-- start of EXTRACTED RECORDS --

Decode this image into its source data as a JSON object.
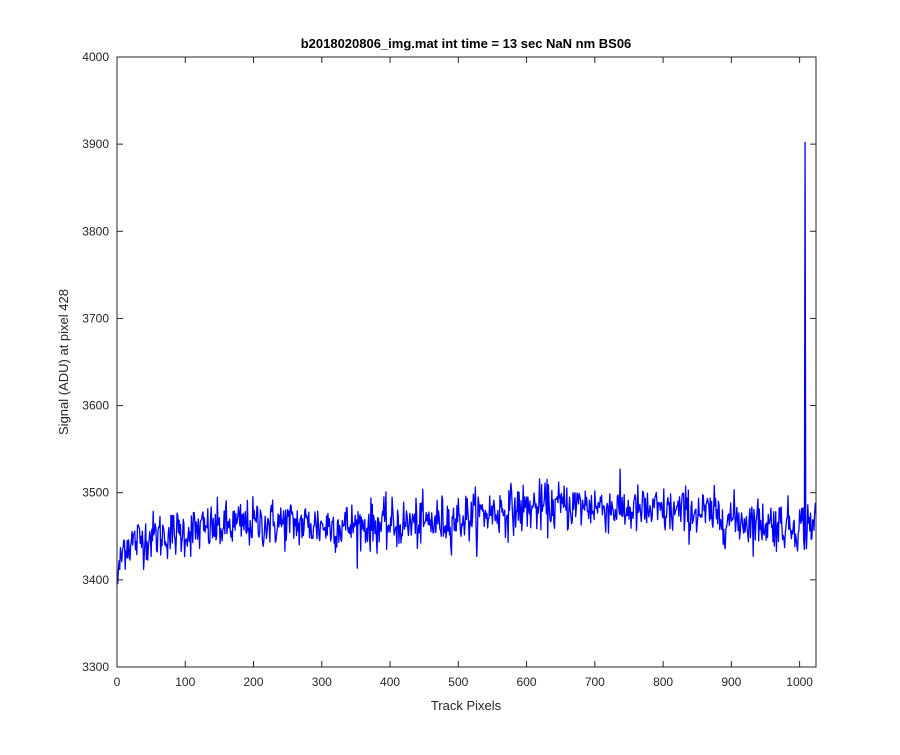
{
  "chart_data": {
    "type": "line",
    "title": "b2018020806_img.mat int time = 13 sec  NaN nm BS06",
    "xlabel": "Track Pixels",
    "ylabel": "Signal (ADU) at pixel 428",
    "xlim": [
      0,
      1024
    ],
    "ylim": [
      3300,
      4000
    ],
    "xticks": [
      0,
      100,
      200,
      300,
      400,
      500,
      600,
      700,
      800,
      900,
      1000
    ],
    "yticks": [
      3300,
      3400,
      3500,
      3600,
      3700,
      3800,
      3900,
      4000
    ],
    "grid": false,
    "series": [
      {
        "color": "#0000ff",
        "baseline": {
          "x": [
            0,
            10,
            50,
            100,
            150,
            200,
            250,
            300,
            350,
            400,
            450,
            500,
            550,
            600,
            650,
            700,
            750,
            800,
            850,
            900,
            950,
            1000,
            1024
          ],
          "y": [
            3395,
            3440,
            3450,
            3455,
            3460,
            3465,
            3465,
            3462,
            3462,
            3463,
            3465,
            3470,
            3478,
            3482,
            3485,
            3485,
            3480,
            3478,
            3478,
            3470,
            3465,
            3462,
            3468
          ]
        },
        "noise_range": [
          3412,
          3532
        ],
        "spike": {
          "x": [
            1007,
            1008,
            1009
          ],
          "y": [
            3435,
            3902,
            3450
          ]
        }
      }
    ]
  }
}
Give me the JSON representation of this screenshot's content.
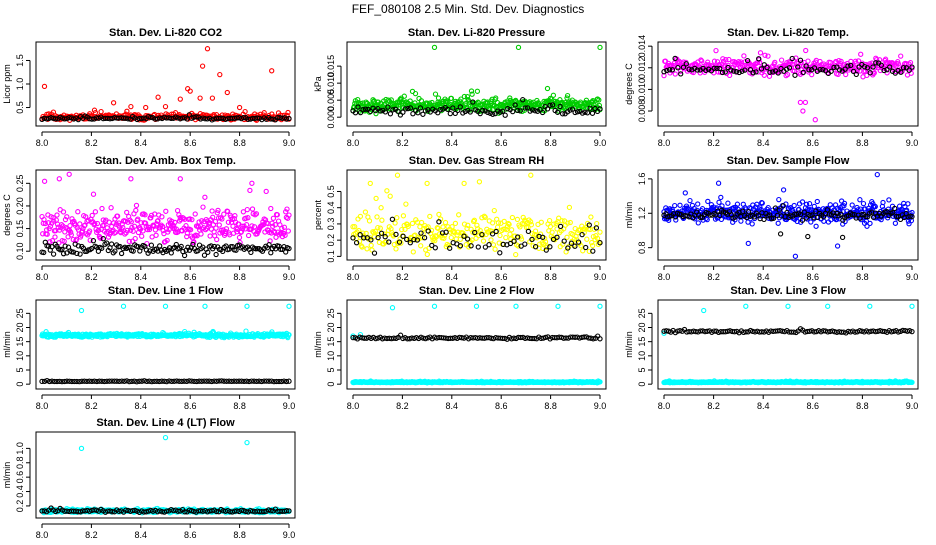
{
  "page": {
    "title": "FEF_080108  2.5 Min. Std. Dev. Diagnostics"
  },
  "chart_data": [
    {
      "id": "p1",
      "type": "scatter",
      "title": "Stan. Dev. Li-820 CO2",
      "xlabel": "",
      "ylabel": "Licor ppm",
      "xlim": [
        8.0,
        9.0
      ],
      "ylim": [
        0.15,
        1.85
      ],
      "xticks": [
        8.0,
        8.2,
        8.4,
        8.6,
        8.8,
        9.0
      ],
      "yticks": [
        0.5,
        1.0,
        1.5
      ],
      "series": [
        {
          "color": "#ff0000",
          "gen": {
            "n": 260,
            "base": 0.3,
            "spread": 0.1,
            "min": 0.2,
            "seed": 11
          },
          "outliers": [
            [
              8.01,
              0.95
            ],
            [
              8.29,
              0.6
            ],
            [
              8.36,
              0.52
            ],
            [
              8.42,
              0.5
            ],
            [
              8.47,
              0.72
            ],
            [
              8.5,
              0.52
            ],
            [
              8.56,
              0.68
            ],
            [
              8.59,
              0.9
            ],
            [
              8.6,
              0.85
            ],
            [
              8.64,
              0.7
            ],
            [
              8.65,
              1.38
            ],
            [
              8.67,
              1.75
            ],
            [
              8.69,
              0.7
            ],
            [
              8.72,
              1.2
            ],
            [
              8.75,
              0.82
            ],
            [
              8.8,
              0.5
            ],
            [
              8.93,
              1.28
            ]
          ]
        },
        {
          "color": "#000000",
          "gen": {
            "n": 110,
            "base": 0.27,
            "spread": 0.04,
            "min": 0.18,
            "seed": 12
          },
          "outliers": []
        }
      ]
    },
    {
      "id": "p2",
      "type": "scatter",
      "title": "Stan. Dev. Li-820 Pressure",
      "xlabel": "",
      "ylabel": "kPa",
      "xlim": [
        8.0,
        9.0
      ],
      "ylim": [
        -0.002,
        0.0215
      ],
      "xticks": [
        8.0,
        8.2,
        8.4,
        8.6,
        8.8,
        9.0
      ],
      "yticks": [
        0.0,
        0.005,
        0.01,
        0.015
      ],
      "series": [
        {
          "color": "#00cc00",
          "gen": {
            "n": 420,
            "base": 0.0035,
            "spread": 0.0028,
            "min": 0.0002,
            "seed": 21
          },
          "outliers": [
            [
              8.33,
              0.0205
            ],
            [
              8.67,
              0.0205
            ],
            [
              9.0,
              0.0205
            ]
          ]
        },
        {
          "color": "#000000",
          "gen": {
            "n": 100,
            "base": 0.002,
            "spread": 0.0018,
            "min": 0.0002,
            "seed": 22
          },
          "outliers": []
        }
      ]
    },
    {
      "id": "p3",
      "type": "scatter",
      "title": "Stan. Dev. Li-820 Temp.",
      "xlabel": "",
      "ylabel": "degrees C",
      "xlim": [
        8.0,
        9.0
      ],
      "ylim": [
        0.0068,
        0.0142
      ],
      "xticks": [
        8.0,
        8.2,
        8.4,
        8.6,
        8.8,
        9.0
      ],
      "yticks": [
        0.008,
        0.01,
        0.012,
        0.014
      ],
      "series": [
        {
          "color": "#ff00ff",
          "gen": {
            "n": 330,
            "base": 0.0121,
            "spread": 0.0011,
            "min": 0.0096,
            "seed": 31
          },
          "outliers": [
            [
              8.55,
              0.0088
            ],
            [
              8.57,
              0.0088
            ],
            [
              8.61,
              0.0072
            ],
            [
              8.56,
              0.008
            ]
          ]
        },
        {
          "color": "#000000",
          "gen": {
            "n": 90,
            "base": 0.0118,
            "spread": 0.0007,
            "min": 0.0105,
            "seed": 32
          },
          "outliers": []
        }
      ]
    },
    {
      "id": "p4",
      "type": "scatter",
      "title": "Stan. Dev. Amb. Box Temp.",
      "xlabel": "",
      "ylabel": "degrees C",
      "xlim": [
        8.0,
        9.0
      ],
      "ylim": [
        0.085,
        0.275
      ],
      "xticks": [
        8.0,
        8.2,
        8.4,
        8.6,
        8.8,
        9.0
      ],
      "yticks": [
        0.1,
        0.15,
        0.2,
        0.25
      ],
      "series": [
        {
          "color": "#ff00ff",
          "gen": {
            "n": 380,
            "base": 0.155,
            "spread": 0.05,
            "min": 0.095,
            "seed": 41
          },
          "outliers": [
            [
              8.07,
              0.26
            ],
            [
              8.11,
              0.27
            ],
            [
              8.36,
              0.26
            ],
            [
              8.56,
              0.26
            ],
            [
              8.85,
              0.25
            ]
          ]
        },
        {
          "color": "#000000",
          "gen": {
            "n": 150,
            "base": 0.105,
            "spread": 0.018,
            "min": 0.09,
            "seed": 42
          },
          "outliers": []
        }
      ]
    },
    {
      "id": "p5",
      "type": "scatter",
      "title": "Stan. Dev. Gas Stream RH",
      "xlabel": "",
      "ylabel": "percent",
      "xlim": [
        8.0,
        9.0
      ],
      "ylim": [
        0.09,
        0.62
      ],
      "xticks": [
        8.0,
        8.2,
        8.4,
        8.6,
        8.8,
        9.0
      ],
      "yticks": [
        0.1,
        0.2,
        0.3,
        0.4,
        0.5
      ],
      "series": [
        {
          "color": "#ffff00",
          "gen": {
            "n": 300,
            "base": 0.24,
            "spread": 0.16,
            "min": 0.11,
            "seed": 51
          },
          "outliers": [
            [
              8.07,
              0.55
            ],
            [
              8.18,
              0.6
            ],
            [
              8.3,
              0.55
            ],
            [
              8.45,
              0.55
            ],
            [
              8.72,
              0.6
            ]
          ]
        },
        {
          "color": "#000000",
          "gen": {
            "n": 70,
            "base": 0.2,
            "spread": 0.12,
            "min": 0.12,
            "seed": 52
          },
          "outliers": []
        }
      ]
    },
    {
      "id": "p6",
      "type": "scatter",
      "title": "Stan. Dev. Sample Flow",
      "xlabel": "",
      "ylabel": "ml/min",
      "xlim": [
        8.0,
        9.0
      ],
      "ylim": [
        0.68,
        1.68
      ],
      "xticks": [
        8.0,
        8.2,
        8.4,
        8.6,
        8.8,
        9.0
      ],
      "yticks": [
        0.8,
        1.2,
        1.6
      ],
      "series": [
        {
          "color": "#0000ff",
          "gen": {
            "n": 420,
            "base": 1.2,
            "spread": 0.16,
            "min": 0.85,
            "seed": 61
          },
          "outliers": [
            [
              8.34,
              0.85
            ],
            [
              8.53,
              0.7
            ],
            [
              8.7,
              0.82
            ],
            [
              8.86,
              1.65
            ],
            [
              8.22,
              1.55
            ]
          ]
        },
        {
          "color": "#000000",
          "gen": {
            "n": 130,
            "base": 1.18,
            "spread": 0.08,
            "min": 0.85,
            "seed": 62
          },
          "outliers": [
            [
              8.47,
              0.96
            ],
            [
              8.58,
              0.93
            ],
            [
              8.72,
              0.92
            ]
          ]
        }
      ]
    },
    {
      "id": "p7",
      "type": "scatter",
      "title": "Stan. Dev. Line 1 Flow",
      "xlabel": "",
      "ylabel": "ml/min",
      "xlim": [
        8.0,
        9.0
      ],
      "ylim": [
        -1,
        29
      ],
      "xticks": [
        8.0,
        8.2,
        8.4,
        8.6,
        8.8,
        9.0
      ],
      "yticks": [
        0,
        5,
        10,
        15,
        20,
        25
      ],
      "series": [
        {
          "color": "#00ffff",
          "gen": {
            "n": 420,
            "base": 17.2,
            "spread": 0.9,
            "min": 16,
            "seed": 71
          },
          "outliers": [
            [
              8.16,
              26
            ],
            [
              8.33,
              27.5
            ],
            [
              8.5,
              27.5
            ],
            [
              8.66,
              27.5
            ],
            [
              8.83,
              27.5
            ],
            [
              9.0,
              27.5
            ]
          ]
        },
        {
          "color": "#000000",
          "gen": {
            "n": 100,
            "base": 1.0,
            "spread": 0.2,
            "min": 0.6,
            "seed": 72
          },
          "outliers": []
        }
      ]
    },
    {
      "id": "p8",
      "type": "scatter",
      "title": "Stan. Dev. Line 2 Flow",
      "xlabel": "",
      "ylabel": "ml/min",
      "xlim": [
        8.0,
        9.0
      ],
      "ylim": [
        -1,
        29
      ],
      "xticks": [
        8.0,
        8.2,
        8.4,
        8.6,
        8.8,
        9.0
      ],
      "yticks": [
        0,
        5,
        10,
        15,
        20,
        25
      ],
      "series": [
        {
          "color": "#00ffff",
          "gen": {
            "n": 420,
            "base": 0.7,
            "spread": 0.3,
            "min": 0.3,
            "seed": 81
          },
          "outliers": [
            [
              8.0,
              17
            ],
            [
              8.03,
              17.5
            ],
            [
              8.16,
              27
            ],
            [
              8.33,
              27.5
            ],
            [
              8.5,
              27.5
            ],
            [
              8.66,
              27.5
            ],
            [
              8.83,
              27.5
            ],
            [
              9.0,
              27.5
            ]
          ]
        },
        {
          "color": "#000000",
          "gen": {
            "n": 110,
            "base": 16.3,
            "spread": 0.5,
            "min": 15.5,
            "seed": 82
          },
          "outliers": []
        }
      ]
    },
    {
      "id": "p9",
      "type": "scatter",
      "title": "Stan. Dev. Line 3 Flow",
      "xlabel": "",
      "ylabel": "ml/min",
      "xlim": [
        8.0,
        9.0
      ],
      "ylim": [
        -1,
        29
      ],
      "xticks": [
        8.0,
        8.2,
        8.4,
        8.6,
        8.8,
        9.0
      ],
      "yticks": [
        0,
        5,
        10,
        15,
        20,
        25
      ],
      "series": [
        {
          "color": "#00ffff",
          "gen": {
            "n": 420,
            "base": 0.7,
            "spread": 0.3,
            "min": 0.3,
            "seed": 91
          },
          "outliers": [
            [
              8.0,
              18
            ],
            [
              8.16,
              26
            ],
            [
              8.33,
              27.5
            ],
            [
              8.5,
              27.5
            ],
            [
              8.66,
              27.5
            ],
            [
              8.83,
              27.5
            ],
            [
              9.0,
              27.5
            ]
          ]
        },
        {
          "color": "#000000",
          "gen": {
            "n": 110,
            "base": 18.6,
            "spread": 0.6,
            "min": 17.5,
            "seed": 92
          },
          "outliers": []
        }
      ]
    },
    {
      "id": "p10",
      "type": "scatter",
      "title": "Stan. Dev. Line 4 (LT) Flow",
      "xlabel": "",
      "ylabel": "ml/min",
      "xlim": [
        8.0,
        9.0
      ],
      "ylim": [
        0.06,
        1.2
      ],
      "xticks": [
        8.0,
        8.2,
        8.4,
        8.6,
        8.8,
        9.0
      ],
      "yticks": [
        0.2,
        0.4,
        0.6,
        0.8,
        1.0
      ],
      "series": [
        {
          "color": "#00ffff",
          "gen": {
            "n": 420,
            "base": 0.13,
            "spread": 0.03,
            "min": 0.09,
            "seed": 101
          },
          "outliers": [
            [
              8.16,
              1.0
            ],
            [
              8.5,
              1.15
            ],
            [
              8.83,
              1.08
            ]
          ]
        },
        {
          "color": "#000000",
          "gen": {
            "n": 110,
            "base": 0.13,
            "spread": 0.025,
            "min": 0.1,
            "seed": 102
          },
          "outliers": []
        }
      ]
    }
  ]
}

-- end of EXTRACTED RECORDS --

(WHAT TO DO) Report all lines of the material that contain the word "Stan".

(RESULT OF THE EXERCISE)
      "title": "Stan. Dev. Li-820 CO2",
      "title": "Stan. Dev. Li-820 Pressure",
      "title": "Stan. Dev. Li-820 Temp.",
      "title": "Stan. Dev. Amb. Box Temp.",
      "title": "Stan. Dev. Gas Stream RH",
      "title": "Stan. Dev. Sample Flow",
      "title": "Stan. Dev. Line 1 Flow",
      "title": "Stan. Dev. Line 2 Flow",
      "title": "Stan. Dev. Line 3 Flow",
      "title": "Stan. Dev. Line 4 (LT) Flow",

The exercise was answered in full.